Your task »
Faithfully return all lines, omitting every embedded picture.

Start of Stored records

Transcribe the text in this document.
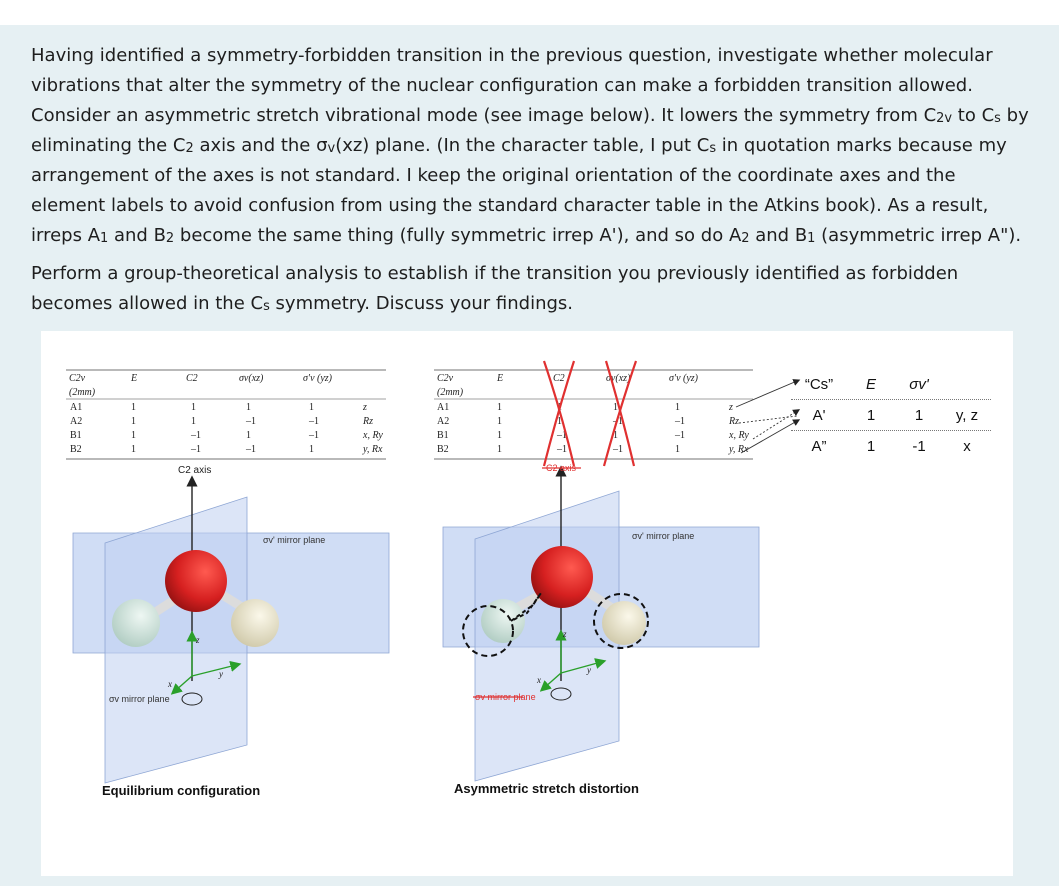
Having identified a symmetry-forbidden transition in the previous question, investigate whether molecular vibrations that alter the symmetry of the nuclear configuration can make a forbidden transition allowed. Consider an asymmetric stretch vibrational mode (see image below). It lowers the symmetry from $C_{2v}$ to $C_s$ by eliminating the $C_2$ axis and the $\sigma_v(xz)$ plane. (In the character table, I put $C_s$ in quotation marks because my arrangement of the axes is not standard. I keep the original orientation of the coordinate axes and the element labels to avoid confusion from using the standard character table in the Atkins book). As a result, irreps $A_1$ and $B_2$ become the same thing (fully symmetric irrep A'), and so do $A_2$ and $B_1$ (asymmetric irrep A").

Perform a group-theoretical analysis to establish if the transition you previously identified as forbidden becomes allowed in the $C_s$ symmetry. Discuss your findings.

C2v
(2mm)
E	C2	σv(xz)	σ'v (yz)
A1	1	1	1	1	z
A2	1	1	–1	–1	Rz
B1	1	–1	1	–1	x, Ry
B2	1	–1	–1	1	y, Rx
C2v
(2mm)
E	C2	σv(xz)	σ'v (yz)
A1	1	1	1	1	z
A2	1	1	–1	–1	Rz
B1	1	–1	1	–1	x, Ry
B2	1	–1	–1	1	y, Rx
C2 axis
z
y
x
σv' mirror plane
σv mirror plane
C2 axis
z
y
x
σv' mirror plane
σv mirror plane
Equilibrium configuration	Asymmetric stretch distortion
“Cs”	E	σv'
A'	1	1	y, z
A”	1	-1	x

End of Stored records

Written solution »
Transcribe the text in this document.
Having identified a symmetry-forbidden transition in the previous question, investigate whether molecular vibrations that alter the symmetry of the nuclear configuration can make a forbidden transition allowed. Consider an asymmetric stretch vibrational mode (see image below). It lowers the symmetry from $C_{2v}$ to $C_s$ by eliminating the $C_2$ axis and the $\sigma_v(xz)$ plane. (In the character table, I put $C_s$ in quotation marks because my arrangement of the axes is not standard. I keep the original orientation of the coordinate axes and the element labels to avoid confusion from using the standard character table in the Atkins book). As a result, irreps $A_1$ and $B_2$ become the same thing (fully symmetric irrep A'), and so do $A_2$ and $B_1$ (asymmetric irrep A").

Perform a group-theoretical analysis to establish if the transition you previously identified as forbidden becomes allowed in the $C_s$ symmetry. Discuss your findings.

C2v
(2mm)
E	C2	σv(xz)	σ'v (yz)
A1	1	1	1	1	z
A2	1	1	–1	–1	Rz
B1	1	–1	1	–1	x, Ry
B2	1	–1	–1	1	y, Rx
C2v
(2mm)
E	C2	σv(xz)	σ'v (yz)
A1	1	1	1	1	z
A2	1	1	–1	–1	Rz
B1	1	–1	1	–1	x, Ry
B2	1	–1	–1	1	y, Rx
C2 axis
z
y
x
σv' mirror plane
σv mirror plane
C2 axis
z
y
x
σv' mirror plane
σv mirror plane
Equilibrium configuration	Asymmetric stretch distortion
“Cs”	E	σv'
A'	1	1	y, z
A”	1	-1	x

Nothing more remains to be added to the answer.